Stored records:
━━━━━━━━━━━━━━━━

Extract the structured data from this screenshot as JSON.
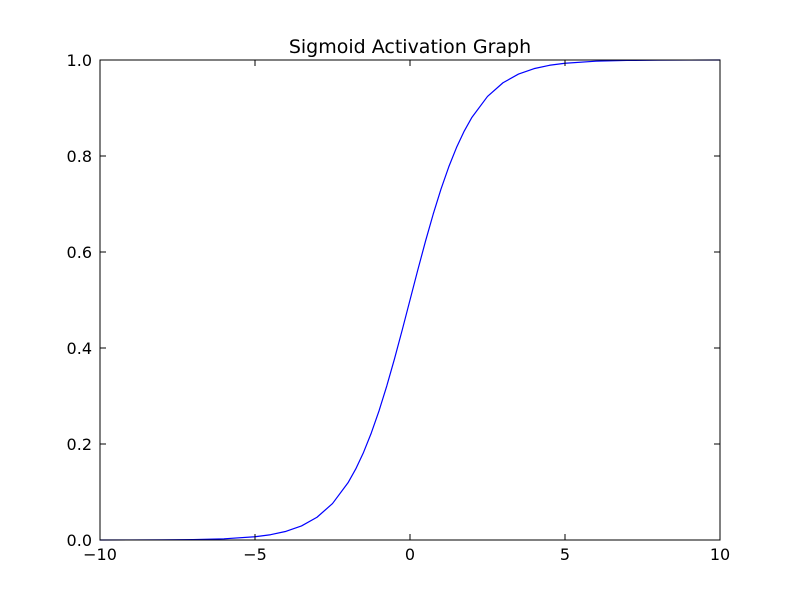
{
  "chart_data": {
    "type": "line",
    "title": "Sigmoid Activation Graph",
    "xlabel": "",
    "ylabel": "",
    "xlim": [
      -10,
      10
    ],
    "ylim": [
      0.0,
      1.0
    ],
    "grid": false,
    "legend": "none",
    "x_ticks": [
      {
        "value": -10,
        "label": "−10"
      },
      {
        "value": -5,
        "label": "−5"
      },
      {
        "value": 0,
        "label": "0"
      },
      {
        "value": 5,
        "label": "5"
      },
      {
        "value": 10,
        "label": "10"
      }
    ],
    "y_ticks": [
      {
        "value": 0.0,
        "label": "0.0"
      },
      {
        "value": 0.2,
        "label": "0.2"
      },
      {
        "value": 0.4,
        "label": "0.4"
      },
      {
        "value": 0.6,
        "label": "0.6"
      },
      {
        "value": 0.8,
        "label": "0.8"
      },
      {
        "value": 1.0,
        "label": "1.0"
      }
    ],
    "series": [
      {
        "color": "#0000ff",
        "x": [
          -10,
          -9,
          -8,
          -7,
          -6,
          -5,
          -4.5,
          -4,
          -3.5,
          -3,
          -2.5,
          -2,
          -1.75,
          -1.5,
          -1.25,
          -1,
          -0.75,
          -0.5,
          -0.25,
          0,
          0.25,
          0.5,
          0.75,
          1,
          1.25,
          1.5,
          1.75,
          2,
          2.5,
          3,
          3.5,
          4,
          4.5,
          5,
          6,
          7,
          8,
          9,
          10
        ],
        "y": [
          0.0,
          0.0001,
          0.0003,
          0.0009,
          0.0025,
          0.0067,
          0.011,
          0.018,
          0.0293,
          0.0474,
          0.0759,
          0.1192,
          0.148,
          0.1824,
          0.2227,
          0.2689,
          0.3208,
          0.3775,
          0.4378,
          0.5,
          0.5622,
          0.6225,
          0.6792,
          0.7311,
          0.7773,
          0.8176,
          0.852,
          0.8808,
          0.9241,
          0.9526,
          0.9707,
          0.982,
          0.989,
          0.9933,
          0.9975,
          0.9991,
          0.9997,
          0.9999,
          1.0
        ]
      }
    ]
  }
}
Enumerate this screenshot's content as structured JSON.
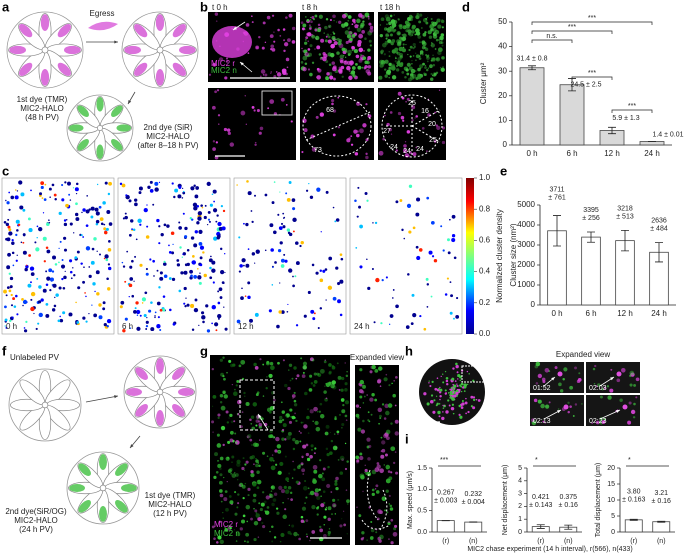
{
  "panels": {
    "a": {
      "label": "a",
      "egress": "Egress",
      "first_dye": [
        "1st dye (TMR)",
        "MIC2-HALO",
        "(48 h PV)"
      ],
      "second_dye": [
        "2nd dye (SiR)",
        "MIC2-HALO",
        "(after 8–18 h PV)"
      ]
    },
    "b": {
      "label": "b",
      "times": [
        "t 0 h",
        "t 8 h",
        "t 18 h"
      ],
      "channels": [
        "MIC2 r",
        "MIC2 n"
      ],
      "counts": [
        68,
        73,
        25,
        16,
        20,
        27,
        24,
        24,
        24,
        25
      ]
    },
    "c": {
      "label": "c",
      "times": [
        "0 h",
        "6 h",
        "12 h",
        "24 h"
      ],
      "colorbar": {
        "label": "Normalized cluster density",
        "lim": [
          0,
          1
        ],
        "ticks": [
          {
            "value": 0,
            "label": "0.0"
          },
          {
            "value": 0.2,
            "label": "0.2"
          },
          {
            "value": 0.4,
            "label": "0.4"
          },
          {
            "value": 0.6,
            "label": "0.6"
          },
          {
            "value": 0.8,
            "label": "0.8"
          },
          {
            "value": 1,
            "label": "1.0"
          }
        ]
      }
    },
    "d": {
      "label": "d",
      "chart_data": {
        "type": "bar",
        "y_label": "Cluster μm²",
        "categories": [
          "0 h",
          "6 h",
          "12 h",
          "24 h"
        ],
        "values": [
          31.4,
          24.5,
          5.9,
          1.4
        ],
        "errors": [
          0.8,
          2.5,
          1.3,
          0.01
        ],
        "value_labels": [
          "31.4 ± 0.8",
          "24.5 ± 2.5",
          "5.9 ± 1.3",
          "1.4 ± 0.01"
        ],
        "color": "#d9d9d9",
        "ylim": [
          0,
          50
        ],
        "yticks": [
          0,
          10,
          20,
          30,
          40,
          50
        ],
        "annotations": [
          "***",
          "***",
          "n.s.",
          "***",
          "***"
        ]
      }
    },
    "e": {
      "label": "e",
      "chart_data": {
        "type": "bar",
        "y_label": "Cluster size (nm²)",
        "categories": [
          "0 h",
          "6 h",
          "12 h",
          "24 h"
        ],
        "values": [
          3711,
          3395,
          3218,
          2636
        ],
        "errors": [
          761,
          256,
          513,
          484
        ],
        "value_labels": [
          "3711 ± 761",
          "3395 ± 256",
          "3218 ± 513",
          "2636 ± 484"
        ],
        "color": "#ffffff",
        "ylim": [
          0,
          5000
        ],
        "yticks": [
          0,
          1000,
          2000,
          3000,
          4000,
          5000
        ]
      }
    },
    "f": {
      "label": "f",
      "unlabeled": "Unlabeled PV",
      "second_dye": [
        "2nd dye(SiR/OG)",
        "MIC2-HALO",
        "(24 h PV)"
      ],
      "first_dye": [
        "1st dye (TMR)",
        "MIC2-HALO",
        "(12 h PV)"
      ]
    },
    "g": {
      "label": "g",
      "expanded": "Expanded view",
      "channels": [
        "MIC2 r",
        "MIC2 n"
      ]
    },
    "h": {
      "label": "h",
      "expanded": "Expanded view",
      "times": [
        "01:52",
        "02:03",
        "02:13",
        "02:23"
      ]
    },
    "i": {
      "label": "i",
      "caption": "MIC2 chase experiment (14 h interval), r(566), n(433)",
      "charts": [
        {
          "type": "bar",
          "y_label": "Max. speed (μm/s)",
          "categories": [
            "(r)",
            "(n)"
          ],
          "values": [
            0.267,
            0.232
          ],
          "errors": [
            0.003,
            0.004
          ],
          "value_labels": [
            "0.267 ± 0.003",
            "0.232 ± 0.004"
          ],
          "significance": "***",
          "color": "#ffffff",
          "ylim": [
            0,
            1.5
          ],
          "yticks": [
            {
              "value": 0,
              "label": "0.0"
            },
            {
              "value": 0.5,
              "label": "0.5"
            },
            {
              "value": 1,
              "label": "1.0"
            },
            {
              "value": 1.5,
              "label": "1.5"
            }
          ]
        },
        {
          "type": "bar",
          "y_label": "Net displacement (μm)",
          "categories": [
            "(r)",
            "(n)"
          ],
          "values": [
            0.421,
            0.375
          ],
          "errors": [
            0.143,
            0.16
          ],
          "value_labels": [
            "0.421 ± 0.143",
            "0.375 ± 0.16"
          ],
          "significance": "*",
          "color": "#ffffff",
          "ylim": [
            0,
            5
          ],
          "yticks": [
            0,
            1,
            2,
            3,
            4,
            5
          ]
        },
        {
          "type": "bar",
          "y_label": "Total displacement (μm)",
          "categories": [
            "(r)",
            "(n)"
          ],
          "values": [
            3.8,
            3.21
          ],
          "errors": [
            0.163,
            0.16
          ],
          "value_labels": [
            "3.80 ± 0.163",
            "3.21 ± 0.16"
          ],
          "significance": "*",
          "color": "#ffffff",
          "ylim": [
            0,
            20
          ],
          "yticks": [
            0,
            5,
            10,
            15,
            20
          ]
        }
      ]
    }
  }
}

━━━━━━━━━━━━━━━━

-- TASK OBJECTIVE --
Leaving out the pictures, repeat the data above exactly.

-- COMPLETE OUTPUT --
Extract the structured data from this screenshot as JSON.
{
  "chart_data": {
    "type": "line",
    "title": "Sigmoid Activation Graph",
    "xlabel": "",
    "ylabel": "",
    "xlim": [
      -10,
      10
    ],
    "ylim": [
      0.0,
      1.0
    ],
    "grid": false,
    "legend": "none",
    "x_ticks": [
      {
        "value": -10,
        "label": "−10"
      },
      {
        "value": -5,
        "label": "−5"
      },
      {
        "value": 0,
        "label": "0"
      },
      {
        "value": 5,
        "label": "5"
      },
      {
        "value": 10,
        "label": "10"
      }
    ],
    "y_ticks": [
      {
        "value": 0.0,
        "label": "0.0"
      },
      {
        "value": 0.2,
        "label": "0.2"
      },
      {
        "value": 0.4,
        "label": "0.4"
      },
      {
        "value": 0.6,
        "label": "0.6"
      },
      {
        "value": 0.8,
        "label": "0.8"
      },
      {
        "value": 1.0,
        "label": "1.0"
      }
    ],
    "series": [
      {
        "color": "#0000ff",
        "x": [
          -10,
          -9,
          -8,
          -7,
          -6,
          -5,
          -4.5,
          -4,
          -3.5,
          -3,
          -2.5,
          -2,
          -1.75,
          -1.5,
          -1.25,
          -1,
          -0.75,
          -0.5,
          -0.25,
          0,
          0.25,
          0.5,
          0.75,
          1,
          1.25,
          1.5,
          1.75,
          2,
          2.5,
          3,
          3.5,
          4,
          4.5,
          5,
          6,
          7,
          8,
          9,
          10
        ],
        "y": [
          0.0,
          0.0001,
          0.0003,
          0.0009,
          0.0025,
          0.0067,
          0.011,
          0.018,
          0.0293,
          0.0474,
          0.0759,
          0.1192,
          0.148,
          0.1824,
          0.2227,
          0.2689,
          0.3208,
          0.3775,
          0.4378,
          0.5,
          0.5622,
          0.6225,
          0.6792,
          0.7311,
          0.7773,
          0.8176,
          0.852,
          0.8808,
          0.9241,
          0.9526,
          0.9707,
          0.982,
          0.989,
          0.9933,
          0.9975,
          0.9991,
          0.9997,
          0.9999,
          1.0
        ]
      }
    ]
  }
}
Enumerate this screenshot's content as structured JSON.
{
  "panels": {
    "a": {
      "label": "a",
      "egress": "Egress",
      "first_dye": [
        "1st dye (TMR)",
        "MIC2-HALO",
        "(48 h PV)"
      ],
      "second_dye": [
        "2nd dye (SiR)",
        "MIC2-HALO",
        "(after 8–18 h PV)"
      ]
    },
    "b": {
      "label": "b",
      "times": [
        "t 0 h",
        "t 8 h",
        "t 18 h"
      ],
      "channels": [
        "MIC2 r",
        "MIC2 n"
      ],
      "counts": [
        68,
        73,
        25,
        16,
        20,
        27,
        24,
        24,
        24,
        25
      ]
    },
    "c": {
      "label": "c",
      "times": [
        "0 h",
        "6 h",
        "12 h",
        "24 h"
      ],
      "colorbar": {
        "label": "Normalized cluster density",
        "lim": [
          0,
          1
        ],
        "ticks": [
          {
            "value": 0,
            "label": "0.0"
          },
          {
            "value": 0.2,
            "label": "0.2"
          },
          {
            "value": 0.4,
            "label": "0.4"
          },
          {
            "value": 0.6,
            "label": "0.6"
          },
          {
            "value": 0.8,
            "label": "0.8"
          },
          {
            "value": 1,
            "label": "1.0"
          }
        ]
      }
    },
    "d": {
      "label": "d",
      "chart_data": {
        "type": "bar",
        "y_label": "Cluster μm²",
        "categories": [
          "0 h",
          "6 h",
          "12 h",
          "24 h"
        ],
        "values": [
          31.4,
          24.5,
          5.9,
          1.4
        ],
        "errors": [
          0.8,
          2.5,
          1.3,
          0.01
        ],
        "value_labels": [
          "31.4 ± 0.8",
          "24.5 ± 2.5",
          "5.9 ± 1.3",
          "1.4 ± 0.01"
        ],
        "color": "#d9d9d9",
        "ylim": [
          0,
          50
        ],
        "yticks": [
          0,
          10,
          20,
          30,
          40,
          50
        ],
        "annotations": [
          "***",
          "***",
          "n.s.",
          "***",
          "***"
        ]
      }
    },
    "e": {
      "label": "e",
      "chart_data": {
        "type": "bar",
        "y_label": "Cluster size (nm²)",
        "categories": [
          "0 h",
          "6 h",
          "12 h",
          "24 h"
        ],
        "values": [
          3711,
          3395,
          3218,
          2636
        ],
        "errors": [
          761,
          256,
          513,
          484
        ],
        "value_labels": [
          "3711 ± 761",
          "3395 ± 256",
          "3218 ± 513",
          "2636 ± 484"
        ],
        "color": "#ffffff",
        "ylim": [
          0,
          5000
        ],
        "yticks": [
          0,
          1000,
          2000,
          3000,
          4000,
          5000
        ]
      }
    },
    "f": {
      "label": "f",
      "unlabeled": "Unlabeled PV",
      "second_dye": [
        "2nd dye(SiR/OG)",
        "MIC2-HALO",
        "(24 h PV)"
      ],
      "first_dye": [
        "1st dye (TMR)",
        "MIC2-HALO",
        "(12 h PV)"
      ]
    },
    "g": {
      "label": "g",
      "expanded": "Expanded view",
      "channels": [
        "MIC2 r",
        "MIC2 n"
      ]
    },
    "h": {
      "label": "h",
      "expanded": "Expanded view",
      "times": [
        "01:52",
        "02:03",
        "02:13",
        "02:23"
      ]
    },
    "i": {
      "label": "i",
      "caption": "MIC2 chase experiment (14 h interval), r(566), n(433)",
      "charts": [
        {
          "type": "bar",
          "y_label": "Max. speed (μm/s)",
          "categories": [
            "(r)",
            "(n)"
          ],
          "values": [
            0.267,
            0.232
          ],
          "errors": [
            0.003,
            0.004
          ],
          "value_labels": [
            "0.267 ± 0.003",
            "0.232 ± 0.004"
          ],
          "significance": "***",
          "color": "#ffffff",
          "ylim": [
            0,
            1.5
          ],
          "yticks": [
            {
              "value": 0,
              "label": "0.0"
            },
            {
              "value": 0.5,
              "label": "0.5"
            },
            {
              "value": 1,
              "label": "1.0"
            },
            {
              "value": 1.5,
              "label": "1.5"
            }
          ]
        },
        {
          "type": "bar",
          "y_label": "Net displacement (μm)",
          "categories": [
            "(r)",
            "(n)"
          ],
          "values": [
            0.421,
            0.375
          ],
          "errors": [
            0.143,
            0.16
          ],
          "value_labels": [
            "0.421 ± 0.143",
            "0.375 ± 0.16"
          ],
          "significance": "*",
          "color": "#ffffff",
          "ylim": [
            0,
            5
          ],
          "yticks": [
            0,
            1,
            2,
            3,
            4,
            5
          ]
        },
        {
          "type": "bar",
          "y_label": "Total displacement (μm)",
          "categories": [
            "(r)",
            "(n)"
          ],
          "values": [
            3.8,
            3.21
          ],
          "errors": [
            0.163,
            0.16
          ],
          "value_labels": [
            "3.80 ± 0.163",
            "3.21 ± 0.16"
          ],
          "significance": "*",
          "color": "#ffffff",
          "ylim": [
            0,
            20
          ],
          "yticks": [
            0,
            5,
            10,
            15,
            20
          ]
        }
      ]
    }
  }
}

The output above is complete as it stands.